*Directive*
Exact repetition of every entry is required.

*Listed entries*

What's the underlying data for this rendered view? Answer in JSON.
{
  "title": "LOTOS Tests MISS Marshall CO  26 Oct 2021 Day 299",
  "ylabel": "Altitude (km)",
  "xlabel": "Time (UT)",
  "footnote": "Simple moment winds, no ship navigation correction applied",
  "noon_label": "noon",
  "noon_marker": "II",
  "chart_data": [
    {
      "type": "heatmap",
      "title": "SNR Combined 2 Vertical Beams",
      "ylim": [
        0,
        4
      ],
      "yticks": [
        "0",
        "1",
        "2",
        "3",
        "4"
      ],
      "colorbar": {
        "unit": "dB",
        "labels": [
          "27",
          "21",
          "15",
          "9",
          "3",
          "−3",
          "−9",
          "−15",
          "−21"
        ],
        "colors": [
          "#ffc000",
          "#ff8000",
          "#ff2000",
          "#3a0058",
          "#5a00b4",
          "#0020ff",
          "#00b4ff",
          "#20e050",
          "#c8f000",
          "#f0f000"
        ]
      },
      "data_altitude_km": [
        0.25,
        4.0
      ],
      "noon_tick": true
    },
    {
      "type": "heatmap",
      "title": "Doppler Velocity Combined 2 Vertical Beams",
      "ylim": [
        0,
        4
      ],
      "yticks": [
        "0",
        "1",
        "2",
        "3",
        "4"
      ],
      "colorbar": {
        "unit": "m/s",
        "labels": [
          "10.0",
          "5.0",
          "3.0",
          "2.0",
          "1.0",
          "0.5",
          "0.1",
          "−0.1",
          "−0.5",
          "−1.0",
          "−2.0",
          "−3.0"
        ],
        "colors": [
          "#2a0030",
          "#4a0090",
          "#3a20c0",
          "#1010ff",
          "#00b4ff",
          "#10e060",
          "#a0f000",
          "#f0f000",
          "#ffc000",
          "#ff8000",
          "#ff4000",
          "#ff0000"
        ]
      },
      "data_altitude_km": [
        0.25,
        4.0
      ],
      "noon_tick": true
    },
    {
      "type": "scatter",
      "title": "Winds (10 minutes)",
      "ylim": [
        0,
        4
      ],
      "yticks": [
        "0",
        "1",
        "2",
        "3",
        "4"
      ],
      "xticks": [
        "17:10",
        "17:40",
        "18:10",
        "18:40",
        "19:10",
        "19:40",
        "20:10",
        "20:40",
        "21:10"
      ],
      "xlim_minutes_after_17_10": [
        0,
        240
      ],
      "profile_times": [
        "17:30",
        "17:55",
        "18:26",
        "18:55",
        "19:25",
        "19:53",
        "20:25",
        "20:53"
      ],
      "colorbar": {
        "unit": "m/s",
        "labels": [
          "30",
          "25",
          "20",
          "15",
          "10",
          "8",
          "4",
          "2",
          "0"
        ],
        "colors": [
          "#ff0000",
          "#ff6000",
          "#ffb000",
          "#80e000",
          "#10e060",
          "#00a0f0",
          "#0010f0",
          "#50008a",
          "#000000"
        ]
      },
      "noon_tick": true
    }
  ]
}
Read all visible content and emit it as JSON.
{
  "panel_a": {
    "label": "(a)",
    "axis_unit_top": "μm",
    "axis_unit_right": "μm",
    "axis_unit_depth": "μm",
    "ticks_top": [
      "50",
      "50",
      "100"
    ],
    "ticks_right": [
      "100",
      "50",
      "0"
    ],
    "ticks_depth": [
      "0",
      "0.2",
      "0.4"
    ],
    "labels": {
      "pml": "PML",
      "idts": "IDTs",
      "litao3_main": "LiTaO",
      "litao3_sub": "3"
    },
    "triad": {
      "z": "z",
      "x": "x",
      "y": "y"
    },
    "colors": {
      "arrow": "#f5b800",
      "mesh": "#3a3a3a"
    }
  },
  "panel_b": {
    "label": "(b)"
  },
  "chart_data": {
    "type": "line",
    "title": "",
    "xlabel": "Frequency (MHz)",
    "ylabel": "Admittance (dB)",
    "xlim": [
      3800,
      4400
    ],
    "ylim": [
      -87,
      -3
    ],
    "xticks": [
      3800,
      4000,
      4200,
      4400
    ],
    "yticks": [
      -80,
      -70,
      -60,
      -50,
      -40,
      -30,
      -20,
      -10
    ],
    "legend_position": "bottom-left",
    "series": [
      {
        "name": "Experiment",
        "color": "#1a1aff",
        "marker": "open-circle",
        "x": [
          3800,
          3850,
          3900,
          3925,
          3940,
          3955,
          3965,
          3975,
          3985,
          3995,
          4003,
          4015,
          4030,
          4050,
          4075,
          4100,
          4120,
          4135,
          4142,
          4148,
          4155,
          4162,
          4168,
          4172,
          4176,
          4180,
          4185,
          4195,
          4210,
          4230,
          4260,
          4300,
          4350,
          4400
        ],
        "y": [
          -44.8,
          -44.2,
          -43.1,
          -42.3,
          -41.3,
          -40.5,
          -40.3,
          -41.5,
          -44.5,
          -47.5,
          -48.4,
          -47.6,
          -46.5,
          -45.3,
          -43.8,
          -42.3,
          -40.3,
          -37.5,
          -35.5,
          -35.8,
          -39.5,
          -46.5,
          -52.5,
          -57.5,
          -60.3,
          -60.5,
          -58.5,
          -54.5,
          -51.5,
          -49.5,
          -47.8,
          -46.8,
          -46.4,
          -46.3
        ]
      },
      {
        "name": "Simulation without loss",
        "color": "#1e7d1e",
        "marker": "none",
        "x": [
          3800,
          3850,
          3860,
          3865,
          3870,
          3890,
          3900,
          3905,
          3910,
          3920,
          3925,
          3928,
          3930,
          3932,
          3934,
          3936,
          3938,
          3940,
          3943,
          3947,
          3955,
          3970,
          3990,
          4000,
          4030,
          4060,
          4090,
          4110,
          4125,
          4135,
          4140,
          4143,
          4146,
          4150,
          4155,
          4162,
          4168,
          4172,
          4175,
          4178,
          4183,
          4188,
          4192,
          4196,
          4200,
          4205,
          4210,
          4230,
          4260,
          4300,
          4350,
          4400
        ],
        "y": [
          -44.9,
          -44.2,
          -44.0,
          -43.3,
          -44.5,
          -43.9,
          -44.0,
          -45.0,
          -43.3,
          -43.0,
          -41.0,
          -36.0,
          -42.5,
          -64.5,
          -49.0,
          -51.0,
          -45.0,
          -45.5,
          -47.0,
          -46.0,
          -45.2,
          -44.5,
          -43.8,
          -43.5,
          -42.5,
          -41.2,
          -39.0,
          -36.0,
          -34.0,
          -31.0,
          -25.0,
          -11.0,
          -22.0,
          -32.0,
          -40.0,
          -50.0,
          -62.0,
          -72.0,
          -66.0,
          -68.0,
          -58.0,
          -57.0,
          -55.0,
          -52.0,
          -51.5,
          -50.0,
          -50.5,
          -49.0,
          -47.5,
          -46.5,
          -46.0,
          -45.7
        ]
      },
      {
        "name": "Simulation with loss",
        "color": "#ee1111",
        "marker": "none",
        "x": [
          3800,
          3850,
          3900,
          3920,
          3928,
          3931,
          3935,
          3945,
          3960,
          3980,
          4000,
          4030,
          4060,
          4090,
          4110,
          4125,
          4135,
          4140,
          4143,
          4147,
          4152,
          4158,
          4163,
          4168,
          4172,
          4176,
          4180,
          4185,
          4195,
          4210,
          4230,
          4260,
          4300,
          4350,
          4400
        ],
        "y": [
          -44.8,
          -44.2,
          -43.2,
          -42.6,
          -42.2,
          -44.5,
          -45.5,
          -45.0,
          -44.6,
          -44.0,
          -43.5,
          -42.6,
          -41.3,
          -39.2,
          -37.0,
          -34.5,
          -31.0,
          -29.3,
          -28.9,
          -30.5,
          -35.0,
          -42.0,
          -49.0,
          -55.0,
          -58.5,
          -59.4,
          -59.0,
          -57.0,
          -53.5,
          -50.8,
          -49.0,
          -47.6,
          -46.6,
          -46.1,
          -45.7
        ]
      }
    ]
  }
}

*Result of this task*
What's the underlying data for this rendered view? Answer in JSON.
{
  "title": "LOTOS Tests MISS Marshall CO  26 Oct 2021 Day 299",
  "ylabel": "Altitude (km)",
  "xlabel": "Time (UT)",
  "footnote": "Simple moment winds, no ship navigation correction applied",
  "noon_label": "noon",
  "noon_marker": "II",
  "chart_data": [
    {
      "type": "heatmap",
      "title": "SNR Combined 2 Vertical Beams",
      "ylim": [
        0,
        4
      ],
      "yticks": [
        "0",
        "1",
        "2",
        "3",
        "4"
      ],
      "colorbar": {
        "unit": "dB",
        "labels": [
          "27",
          "21",
          "15",
          "9",
          "3",
          "−3",
          "−9",
          "−15",
          "−21"
        ],
        "colors": [
          "#ffc000",
          "#ff8000",
          "#ff2000",
          "#3a0058",
          "#5a00b4",
          "#0020ff",
          "#00b4ff",
          "#20e050",
          "#c8f000",
          "#f0f000"
        ]
      },
      "data_altitude_km": [
        0.25,
        4.0
      ],
      "noon_tick": true
    },
    {
      "type": "heatmap",
      "title": "Doppler Velocity Combined 2 Vertical Beams",
      "ylim": [
        0,
        4
      ],
      "yticks": [
        "0",
        "1",
        "2",
        "3",
        "4"
      ],
      "colorbar": {
        "unit": "m/s",
        "labels": [
          "10.0",
          "5.0",
          "3.0",
          "2.0",
          "1.0",
          "0.5",
          "0.1",
          "−0.1",
          "−0.5",
          "−1.0",
          "−2.0",
          "−3.0"
        ],
        "colors": [
          "#2a0030",
          "#4a0090",
          "#3a20c0",
          "#1010ff",
          "#00b4ff",
          "#10e060",
          "#a0f000",
          "#f0f000",
          "#ffc000",
          "#ff8000",
          "#ff4000",
          "#ff0000"
        ]
      },
      "data_altitude_km": [
        0.25,
        4.0
      ],
      "noon_tick": true
    },
    {
      "type": "scatter",
      "title": "Winds (10 minutes)",
      "ylim": [
        0,
        4
      ],
      "yticks": [
        "0",
        "1",
        "2",
        "3",
        "4"
      ],
      "xticks": [
        "17:10",
        "17:40",
        "18:10",
        "18:40",
        "19:10",
        "19:40",
        "20:10",
        "20:40",
        "21:10"
      ],
      "xlim_minutes_after_17_10": [
        0,
        240
      ],
      "profile_times": [
        "17:30",
        "17:55",
        "18:26",
        "18:55",
        "19:25",
        "19:53",
        "20:25",
        "20:53"
      ],
      "colorbar": {
        "unit": "m/s",
        "labels": [
          "30",
          "25",
          "20",
          "15",
          "10",
          "8",
          "4",
          "2",
          "0"
        ],
        "colors": [
          "#ff0000",
          "#ff6000",
          "#ffb000",
          "#80e000",
          "#10e060",
          "#00a0f0",
          "#0010f0",
          "#50008a",
          "#000000"
        ]
      },
      "noon_tick": true
    }
  ]
}
Read all visible content and emit it as JSON.
{
  "panel_a": {
    "label": "(a)",
    "axis_unit_top": "μm",
    "axis_unit_right": "μm",
    "axis_unit_depth": "μm",
    "ticks_top": [
      "50",
      "50",
      "100"
    ],
    "ticks_right": [
      "100",
      "50",
      "0"
    ],
    "ticks_depth": [
      "0",
      "0.2",
      "0.4"
    ],
    "labels": {
      "pml": "PML",
      "idts": "IDTs",
      "litao3_main": "LiTaO",
      "litao3_sub": "3"
    },
    "triad": {
      "z": "z",
      "x": "x",
      "y": "y"
    },
    "colors": {
      "arrow": "#f5b800",
      "mesh": "#3a3a3a"
    }
  },
  "panel_b": {
    "label": "(b)"
  },
  "chart_data": {
    "type": "line",
    "title": "",
    "xlabel": "Frequency (MHz)",
    "ylabel": "Admittance (dB)",
    "xlim": [
      3800,
      4400
    ],
    "ylim": [
      -87,
      -3
    ],
    "xticks": [
      3800,
      4000,
      4200,
      4400
    ],
    "yticks": [
      -80,
      -70,
      -60,
      -50,
      -40,
      -30,
      -20,
      -10
    ],
    "legend_position": "bottom-left",
    "series": [
      {
        "name": "Experiment",
        "color": "#1a1aff",
        "marker": "open-circle",
        "x": [
          3800,
          3850,
          3900,
          3925,
          3940,
          3955,
          3965,
          3975,
          3985,
          3995,
          4003,
          4015,
          4030,
          4050,
          4075,
          4100,
          4120,
          4135,
          4142,
          4148,
          4155,
          4162,
          4168,
          4172,
          4176,
          4180,
          4185,
          4195,
          4210,
          4230,
          4260,
          4300,
          4350,
          4400
        ],
        "y": [
          -44.8,
          -44.2,
          -43.1,
          -42.3,
          -41.3,
          -40.5,
          -40.3,
          -41.5,
          -44.5,
          -47.5,
          -48.4,
          -47.6,
          -46.5,
          -45.3,
          -43.8,
          -42.3,
          -40.3,
          -37.5,
          -35.5,
          -35.8,
          -39.5,
          -46.5,
          -52.5,
          -57.5,
          -60.3,
          -60.5,
          -58.5,
          -54.5,
          -51.5,
          -49.5,
          -47.8,
          -46.8,
          -46.4,
          -46.3
        ]
      },
      {
        "name": "Simulation without loss",
        "color": "#1e7d1e",
        "marker": "none",
        "x": [
          3800,
          3850,
          3860,
          3865,
          3870,
          3890,
          3900,
          3905,
          3910,
          3920,
          3925,
          3928,
          3930,
          3932,
          3934,
          3936,
          3938,
          3940,
          3943,
          3947,
          3955,
          3970,
          3990,
          4000,
          4030,
          4060,
          4090,
          4110,
          4125,
          4135,
          4140,
          4143,
          4146,
          4150,
          4155,
          4162,
          4168,
          4172,
          4175,
          4178,
          4183,
          4188,
          4192,
          4196,
          4200,
          4205,
          4210,
          4230,
          4260,
          4300,
          4350,
          4400
        ],
        "y": [
          -44.9,
          -44.2,
          -44.0,
          -43.3,
          -44.5,
          -43.9,
          -44.0,
          -45.0,
          -43.3,
          -43.0,
          -41.0,
          -36.0,
          -42.5,
          -64.5,
          -49.0,
          -51.0,
          -45.0,
          -45.5,
          -47.0,
          -46.0,
          -45.2,
          -44.5,
          -43.8,
          -43.5,
          -42.5,
          -41.2,
          -39.0,
          -36.0,
          -34.0,
          -31.0,
          -25.0,
          -11.0,
          -22.0,
          -32.0,
          -40.0,
          -50.0,
          -62.0,
          -72.0,
          -66.0,
          -68.0,
          -58.0,
          -57.0,
          -55.0,
          -52.0,
          -51.5,
          -50.0,
          -50.5,
          -49.0,
          -47.5,
          -46.5,
          -46.0,
          -45.7
        ]
      },
      {
        "name": "Simulation with loss",
        "color": "#ee1111",
        "marker": "none",
        "x": [
          3800,
          3850,
          3900,
          3920,
          3928,
          3931,
          3935,
          3945,
          3960,
          3980,
          4000,
          4030,
          4060,
          4090,
          4110,
          4125,
          4135,
          4140,
          4143,
          4147,
          4152,
          4158,
          4163,
          4168,
          4172,
          4176,
          4180,
          4185,
          4195,
          4210,
          4230,
          4260,
          4300,
          4350,
          4400
        ],
        "y": [
          -44.8,
          -44.2,
          -43.2,
          -42.6,
          -42.2,
          -44.5,
          -45.5,
          -45.0,
          -44.6,
          -44.0,
          -43.5,
          -42.6,
          -41.3,
          -39.2,
          -37.0,
          -34.5,
          -31.0,
          -29.3,
          -28.9,
          -30.5,
          -35.0,
          -42.0,
          -49.0,
          -55.0,
          -58.5,
          -59.4,
          -59.0,
          -57.0,
          -53.5,
          -50.8,
          -49.0,
          -47.6,
          -46.6,
          -46.1,
          -45.7
        ]
      }
    ]
  }
}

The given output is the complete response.